Return only the lines between the line holding "Convert this screenshot" and the line holding "Extract the structured", the two boundary lines included, exactly as they appear.

**Input:**
--- BEGIN ---
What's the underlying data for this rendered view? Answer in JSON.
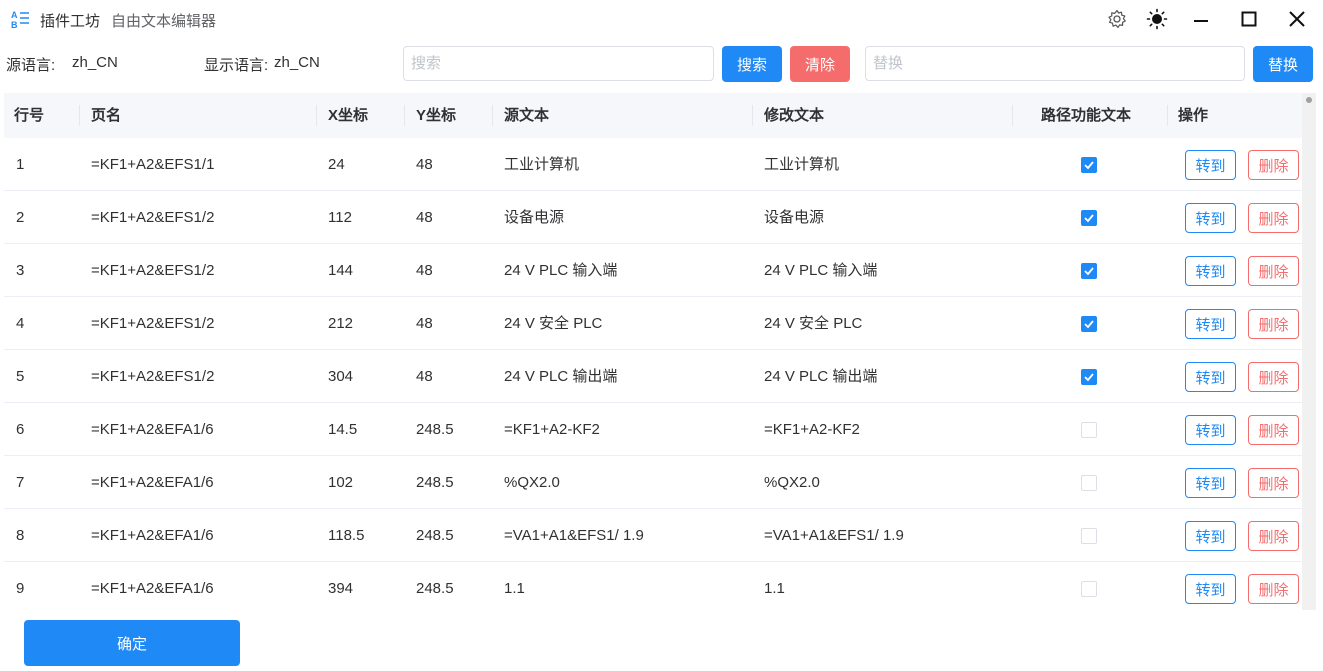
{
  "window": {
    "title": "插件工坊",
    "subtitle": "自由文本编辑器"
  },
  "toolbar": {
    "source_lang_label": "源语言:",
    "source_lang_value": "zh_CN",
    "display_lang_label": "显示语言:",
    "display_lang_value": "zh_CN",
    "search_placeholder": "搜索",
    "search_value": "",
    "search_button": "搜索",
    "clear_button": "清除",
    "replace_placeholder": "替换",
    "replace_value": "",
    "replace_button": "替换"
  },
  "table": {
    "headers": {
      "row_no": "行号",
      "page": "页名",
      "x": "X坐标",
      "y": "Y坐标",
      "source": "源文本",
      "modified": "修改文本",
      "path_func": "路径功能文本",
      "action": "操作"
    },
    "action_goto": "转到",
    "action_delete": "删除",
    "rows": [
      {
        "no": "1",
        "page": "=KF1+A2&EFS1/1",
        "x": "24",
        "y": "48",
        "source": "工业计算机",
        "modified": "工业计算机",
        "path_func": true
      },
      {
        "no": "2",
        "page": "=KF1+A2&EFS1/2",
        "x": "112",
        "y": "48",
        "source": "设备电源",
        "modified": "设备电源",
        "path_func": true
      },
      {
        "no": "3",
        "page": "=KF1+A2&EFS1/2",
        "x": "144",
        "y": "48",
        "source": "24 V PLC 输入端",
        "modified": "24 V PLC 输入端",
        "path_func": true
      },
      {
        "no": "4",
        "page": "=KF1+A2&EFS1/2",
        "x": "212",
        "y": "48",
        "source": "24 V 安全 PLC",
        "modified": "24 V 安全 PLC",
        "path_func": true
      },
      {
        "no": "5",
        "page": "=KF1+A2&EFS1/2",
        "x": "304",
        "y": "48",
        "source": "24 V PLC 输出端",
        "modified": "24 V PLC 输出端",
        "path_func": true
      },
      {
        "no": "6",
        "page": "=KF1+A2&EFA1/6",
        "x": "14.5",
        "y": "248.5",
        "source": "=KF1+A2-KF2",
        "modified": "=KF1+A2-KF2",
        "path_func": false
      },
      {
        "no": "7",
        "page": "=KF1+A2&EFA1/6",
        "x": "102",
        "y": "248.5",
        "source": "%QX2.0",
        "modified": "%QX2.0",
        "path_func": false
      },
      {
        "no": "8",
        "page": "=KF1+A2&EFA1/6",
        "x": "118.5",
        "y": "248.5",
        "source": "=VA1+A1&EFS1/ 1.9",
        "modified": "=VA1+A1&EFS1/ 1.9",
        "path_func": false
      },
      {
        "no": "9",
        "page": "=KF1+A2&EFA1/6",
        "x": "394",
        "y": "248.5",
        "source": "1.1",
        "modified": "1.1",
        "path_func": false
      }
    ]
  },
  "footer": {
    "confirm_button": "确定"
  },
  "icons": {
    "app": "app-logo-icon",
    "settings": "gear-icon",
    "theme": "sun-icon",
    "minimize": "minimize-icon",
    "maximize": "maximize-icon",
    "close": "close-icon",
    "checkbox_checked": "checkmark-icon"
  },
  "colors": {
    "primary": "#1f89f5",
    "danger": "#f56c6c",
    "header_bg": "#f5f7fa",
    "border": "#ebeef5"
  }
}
--- END ---
--- BEGIN ---
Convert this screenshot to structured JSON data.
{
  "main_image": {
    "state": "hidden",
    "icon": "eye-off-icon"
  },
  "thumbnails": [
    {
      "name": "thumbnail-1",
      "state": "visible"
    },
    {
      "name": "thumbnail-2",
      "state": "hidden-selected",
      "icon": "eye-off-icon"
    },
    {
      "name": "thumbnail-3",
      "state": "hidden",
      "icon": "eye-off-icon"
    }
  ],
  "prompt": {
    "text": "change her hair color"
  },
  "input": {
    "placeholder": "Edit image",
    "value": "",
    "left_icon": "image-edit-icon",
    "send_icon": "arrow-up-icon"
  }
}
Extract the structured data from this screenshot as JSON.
--- END ---
**Exercise output:**
Convert this screenshot to structured JSON data.
{
  "main_image": {
    "state": "hidden",
    "icon": "eye-off-icon"
  },
  "thumbnails": [
    {
      "name": "thumbnail-1",
      "state": "visible"
    },
    {
      "name": "thumbnail-2",
      "state": "hidden-selected",
      "icon": "eye-off-icon"
    },
    {
      "name": "thumbnail-3",
      "state": "hidden",
      "icon": "eye-off-icon"
    }
  ],
  "prompt": {
    "text": "change her hair color"
  },
  "input": {
    "placeholder": "Edit image",
    "value": "",
    "left_icon": "image-edit-icon",
    "send_icon": "arrow-up-icon"
  }
}
Extract the structured data from this screenshot as JSON.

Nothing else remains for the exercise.